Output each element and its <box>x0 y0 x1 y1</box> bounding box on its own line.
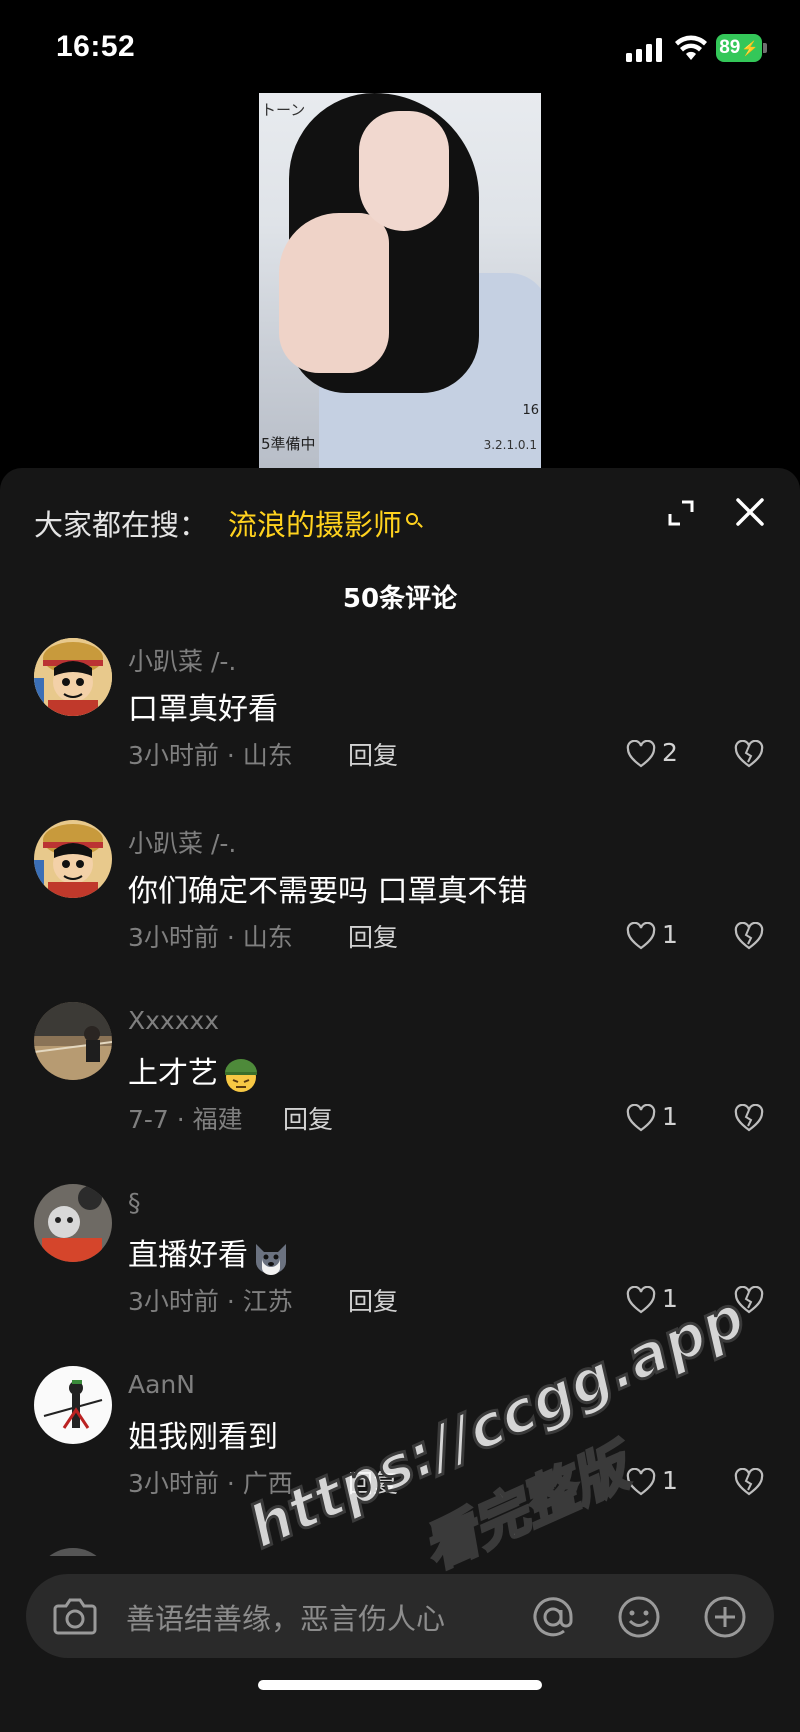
comment-text-content: 上才艺 <box>128 1056 218 1091</box>
comment-meta: 3小时前 · 广西 <box>128 1469 293 1498</box>
camera-icon[interactable] <box>52 1594 98 1638</box>
plus-icon[interactable] <box>702 1594 748 1640</box>
status-bar: 16:52 89 ⚡ <box>0 0 800 92</box>
close-icon[interactable] <box>734 496 766 528</box>
reply-button[interactable]: 回复 <box>348 1464 398 1500</box>
search-suggestion-keyword[interactable]: 流浪的摄影师 <box>228 508 402 542</box>
comment-meta: 3小时前 · 山东 <box>128 923 293 952</box>
comment-username[interactable]: § <box>128 1188 141 1217</box>
reply-button[interactable]: 回复 <box>283 1100 333 1136</box>
video-thumbnail[interactable]: トーン 16 5準備中 3.2.1.0.1 <box>259 93 541 468</box>
video-overlay-text: 3.2.1.0.1 <box>483 438 537 452</box>
heart-icon <box>626 1468 656 1496</box>
like-button[interactable]: 2 <box>626 738 696 772</box>
video-overlay-text: 5準備中 <box>261 435 316 453</box>
dislike-icon[interactable] <box>734 922 764 950</box>
dislike-icon[interactable] <box>734 740 764 768</box>
search-icon <box>406 513 419 525</box>
comment-text-content: 直播好看 <box>128 1238 248 1273</box>
like-count: 1 <box>662 1284 678 1313</box>
expand-icon[interactable] <box>666 498 696 528</box>
comment-input[interactable]: 善语结善缘，恶言伤人心 <box>26 1574 774 1658</box>
comment-meta: 7-7 · 福建 <box>128 1105 243 1134</box>
search-suggestion[interactable]: 大家都在搜： 流浪的摄影师 <box>34 502 419 544</box>
reply-button[interactable]: 回复 <box>348 736 398 772</box>
comment-item: § 直播好看 3小时前 · 江苏 回复 1 <box>0 1184 800 1366</box>
like-count: 1 <box>662 1466 678 1495</box>
like-count: 1 <box>662 920 678 949</box>
like-button[interactable]: 1 <box>626 1466 696 1500</box>
signal-icon <box>626 38 664 62</box>
like-count: 1 <box>662 1102 678 1131</box>
like-button[interactable]: 1 <box>626 1102 696 1136</box>
comment-username[interactable]: 小趴菜 /-. <box>128 824 236 860</box>
wifi-icon <box>675 35 707 60</box>
husky-emoji-icon <box>252 1238 290 1276</box>
comment-username[interactable]: 小趴菜 /-. <box>128 642 236 678</box>
search-suggestion-prefix: 大家都在搜： <box>34 508 209 542</box>
comment-username[interactable]: Xxxxxx <box>128 1006 219 1035</box>
reply-button[interactable]: 回复 <box>348 1282 398 1318</box>
avatar[interactable] <box>34 638 112 716</box>
comment-text: 口罩真好看 <box>128 692 278 727</box>
avatar[interactable] <box>34 1366 112 1444</box>
comment-text: 直播好看 <box>128 1230 290 1276</box>
dislike-icon[interactable] <box>734 1468 764 1496</box>
comment-item: Xxxxxx 上才艺 7-7 · 福建 回复 1 <box>0 1002 800 1184</box>
battery-level: 89 <box>719 37 741 58</box>
input-placeholder[interactable]: 善语结善缘，恶言伤人心 <box>126 1596 445 1638</box>
comment-text: 姐我刚看到 <box>128 1420 278 1455</box>
comment-text: 上才艺 <box>128 1048 260 1094</box>
dislike-icon[interactable] <box>734 1286 764 1314</box>
reply-button[interactable]: 回复 <box>348 918 398 954</box>
home-indicator[interactable] <box>258 1680 542 1690</box>
comment-item: 小趴菜 /-. 你们确定不需要吗 口罩真不错 3小时前 · 山东 回复 1 <box>0 820 800 1002</box>
avatar[interactable] <box>34 820 112 898</box>
dislike-icon[interactable] <box>734 1104 764 1132</box>
comment-item: AanN 姐我刚看到 3小时前 · 广西 回复 1 <box>0 1366 800 1548</box>
comment-meta: 3小时前 · 山东 <box>128 741 293 770</box>
like-button[interactable]: 1 <box>626 1284 696 1318</box>
status-time: 16:52 <box>56 30 136 63</box>
like-button[interactable]: 1 <box>626 920 696 954</box>
like-count: 2 <box>662 738 678 767</box>
comment-sheet: 大家都在搜： 流浪的摄影师 50条评论 小趴菜 /-. 口罩真好看 3小时前 · … <box>0 468 800 1732</box>
comment-item: 小趴菜 /-. 口罩真好看 3小时前 · 山东 回复 2 <box>0 638 800 820</box>
video-figure-face <box>359 111 449 231</box>
comment-text: 你们确定不需要吗 口罩真不错 <box>128 874 528 909</box>
at-icon[interactable] <box>530 1594 576 1640</box>
army-helmet-emoji-icon <box>222 1056 260 1094</box>
video-figure-shoulder <box>279 213 389 373</box>
avatar[interactable] <box>34 1002 112 1080</box>
comment-input-bar: 善语结善缘，恶言伤人心 <box>0 1556 800 1732</box>
heart-icon <box>626 922 656 950</box>
battery-icon: 89 ⚡ <box>716 34 767 62</box>
heart-icon <box>626 1104 656 1132</box>
avatar[interactable] <box>34 1184 112 1262</box>
smile-icon[interactable] <box>616 1594 662 1640</box>
comment-username[interactable]: AanN <box>128 1370 195 1399</box>
heart-icon <box>626 740 656 768</box>
heart-icon <box>626 1286 656 1314</box>
video-overlay-text: 16 <box>522 403 539 418</box>
video-overlay-text: トーン <box>261 101 306 119</box>
comment-count: 50条评论 <box>342 584 458 614</box>
comment-meta: 3小时前 · 江苏 <box>128 1287 293 1316</box>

__________________________________________________

What is expected ▸ Find every line above that contains the string "流浪的摄影师", matching case exactly, and copy each of those lines in full.

Final result ▸
search-suggestion-keyword[interactable]: 流浪的摄影师 <box>228 508 402 542</box>
search-suggestion[interactable]: 大家都在搜： 流浪的摄影师 <box>34 502 419 544</box>
comment-sheet: 大家都在搜： 流浪的摄影师 50条评论 小趴菜 /-. 口罩真好看 3小时前 · … <box>0 468 800 1732</box>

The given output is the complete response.